## WRITTEN PROBLEM
Repeat every entry in the listing below, exactly.

Extracts from a graphics dataset
━━━━━━━━━━━━━━━━━━━━

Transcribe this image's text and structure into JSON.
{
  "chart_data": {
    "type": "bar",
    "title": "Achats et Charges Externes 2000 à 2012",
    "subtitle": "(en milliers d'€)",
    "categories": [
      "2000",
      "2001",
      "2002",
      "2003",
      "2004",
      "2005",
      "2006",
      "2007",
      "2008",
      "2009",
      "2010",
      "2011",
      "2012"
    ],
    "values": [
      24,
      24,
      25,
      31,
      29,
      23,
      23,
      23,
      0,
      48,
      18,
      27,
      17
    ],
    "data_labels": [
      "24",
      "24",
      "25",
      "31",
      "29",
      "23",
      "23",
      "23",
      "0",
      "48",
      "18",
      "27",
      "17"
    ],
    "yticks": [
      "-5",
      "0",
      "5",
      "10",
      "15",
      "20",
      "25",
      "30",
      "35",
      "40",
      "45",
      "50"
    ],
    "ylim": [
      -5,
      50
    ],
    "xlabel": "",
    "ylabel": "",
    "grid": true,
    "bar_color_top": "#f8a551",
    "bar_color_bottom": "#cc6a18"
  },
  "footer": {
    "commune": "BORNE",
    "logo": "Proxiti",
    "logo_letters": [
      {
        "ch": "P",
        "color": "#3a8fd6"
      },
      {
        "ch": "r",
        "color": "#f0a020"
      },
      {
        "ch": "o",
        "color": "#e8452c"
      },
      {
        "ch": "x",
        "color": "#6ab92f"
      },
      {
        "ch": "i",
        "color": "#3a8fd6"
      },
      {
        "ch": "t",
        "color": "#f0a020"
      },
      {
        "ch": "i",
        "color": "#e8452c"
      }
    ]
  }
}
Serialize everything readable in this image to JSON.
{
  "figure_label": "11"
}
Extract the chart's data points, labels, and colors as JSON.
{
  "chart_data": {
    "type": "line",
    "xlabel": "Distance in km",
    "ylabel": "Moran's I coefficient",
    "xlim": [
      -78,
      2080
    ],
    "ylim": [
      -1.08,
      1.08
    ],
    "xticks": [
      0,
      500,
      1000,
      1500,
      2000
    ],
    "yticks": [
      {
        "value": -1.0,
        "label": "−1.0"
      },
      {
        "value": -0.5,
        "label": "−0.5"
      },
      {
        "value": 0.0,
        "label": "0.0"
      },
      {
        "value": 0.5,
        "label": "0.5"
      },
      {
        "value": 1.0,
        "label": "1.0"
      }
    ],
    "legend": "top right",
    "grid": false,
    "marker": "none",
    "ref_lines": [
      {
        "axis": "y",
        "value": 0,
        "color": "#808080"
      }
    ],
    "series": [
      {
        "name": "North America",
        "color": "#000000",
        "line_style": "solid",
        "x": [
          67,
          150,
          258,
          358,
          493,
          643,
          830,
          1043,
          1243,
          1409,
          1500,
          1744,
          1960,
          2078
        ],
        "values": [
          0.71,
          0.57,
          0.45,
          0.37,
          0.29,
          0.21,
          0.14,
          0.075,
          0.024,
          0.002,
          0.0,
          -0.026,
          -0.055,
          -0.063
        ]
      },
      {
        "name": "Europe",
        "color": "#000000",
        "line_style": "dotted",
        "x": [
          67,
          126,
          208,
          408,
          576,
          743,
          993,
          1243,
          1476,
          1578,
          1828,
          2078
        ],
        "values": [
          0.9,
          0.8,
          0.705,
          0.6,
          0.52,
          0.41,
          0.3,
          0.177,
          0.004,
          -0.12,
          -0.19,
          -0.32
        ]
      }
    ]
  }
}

━━━━━━━━━━━━━━━━━━━━

## SOLVED PROBLEM
Transcribe this image's text and structure into JSON.
{
  "chart_data": {
    "type": "bar",
    "title": "Achats et Charges Externes 2000 à 2012",
    "subtitle": "(en milliers d'€)",
    "categories": [
      "2000",
      "2001",
      "2002",
      "2003",
      "2004",
      "2005",
      "2006",
      "2007",
      "2008",
      "2009",
      "2010",
      "2011",
      "2012"
    ],
    "values": [
      24,
      24,
      25,
      31,
      29,
      23,
      23,
      23,
      0,
      48,
      18,
      27,
      17
    ],
    "data_labels": [
      "24",
      "24",
      "25",
      "31",
      "29",
      "23",
      "23",
      "23",
      "0",
      "48",
      "18",
      "27",
      "17"
    ],
    "yticks": [
      "-5",
      "0",
      "5",
      "10",
      "15",
      "20",
      "25",
      "30",
      "35",
      "40",
      "45",
      "50"
    ],
    "ylim": [
      -5,
      50
    ],
    "xlabel": "",
    "ylabel": "",
    "grid": true,
    "bar_color_top": "#f8a551",
    "bar_color_bottom": "#cc6a18"
  },
  "footer": {
    "commune": "BORNE",
    "logo": "Proxiti",
    "logo_letters": [
      {
        "ch": "P",
        "color": "#3a8fd6"
      },
      {
        "ch": "r",
        "color": "#f0a020"
      },
      {
        "ch": "o",
        "color": "#e8452c"
      },
      {
        "ch": "x",
        "color": "#6ab92f"
      },
      {
        "ch": "i",
        "color": "#3a8fd6"
      },
      {
        "ch": "t",
        "color": "#f0a020"
      },
      {
        "ch": "i",
        "color": "#e8452c"
      }
    ]
  }
}
Serialize everything readable in this image to JSON.
{
  "figure_label": "11"
}
Extract the chart's data points, labels, and colors as JSON.
{
  "chart_data": {
    "type": "line",
    "xlabel": "Distance in km",
    "ylabel": "Moran's I coefficient",
    "xlim": [
      -78,
      2080
    ],
    "ylim": [
      -1.08,
      1.08
    ],
    "xticks": [
      0,
      500,
      1000,
      1500,
      2000
    ],
    "yticks": [
      {
        "value": -1.0,
        "label": "−1.0"
      },
      {
        "value": -0.5,
        "label": "−0.5"
      },
      {
        "value": 0.0,
        "label": "0.0"
      },
      {
        "value": 0.5,
        "label": "0.5"
      },
      {
        "value": 1.0,
        "label": "1.0"
      }
    ],
    "legend": "top right",
    "grid": false,
    "marker": "none",
    "ref_lines": [
      {
        "axis": "y",
        "value": 0,
        "color": "#808080"
      }
    ],
    "series": [
      {
        "name": "North America",
        "color": "#000000",
        "line_style": "solid",
        "x": [
          67,
          150,
          258,
          358,
          493,
          643,
          830,
          1043,
          1243,
          1409,
          1500,
          1744,
          1960,
          2078
        ],
        "values": [
          0.71,
          0.57,
          0.45,
          0.37,
          0.29,
          0.21,
          0.14,
          0.075,
          0.024,
          0.002,
          0.0,
          -0.026,
          -0.055,
          -0.063
        ]
      },
      {
        "name": "Europe",
        "color": "#000000",
        "line_style": "dotted",
        "x": [
          67,
          126,
          208,
          408,
          576,
          743,
          993,
          1243,
          1476,
          1578,
          1828,
          2078
        ],
        "values": [
          0.9,
          0.8,
          0.705,
          0.6,
          0.52,
          0.41,
          0.3,
          0.177,
          0.004,
          -0.12,
          -0.19,
          -0.32
        ]
      }
    ]
  }
}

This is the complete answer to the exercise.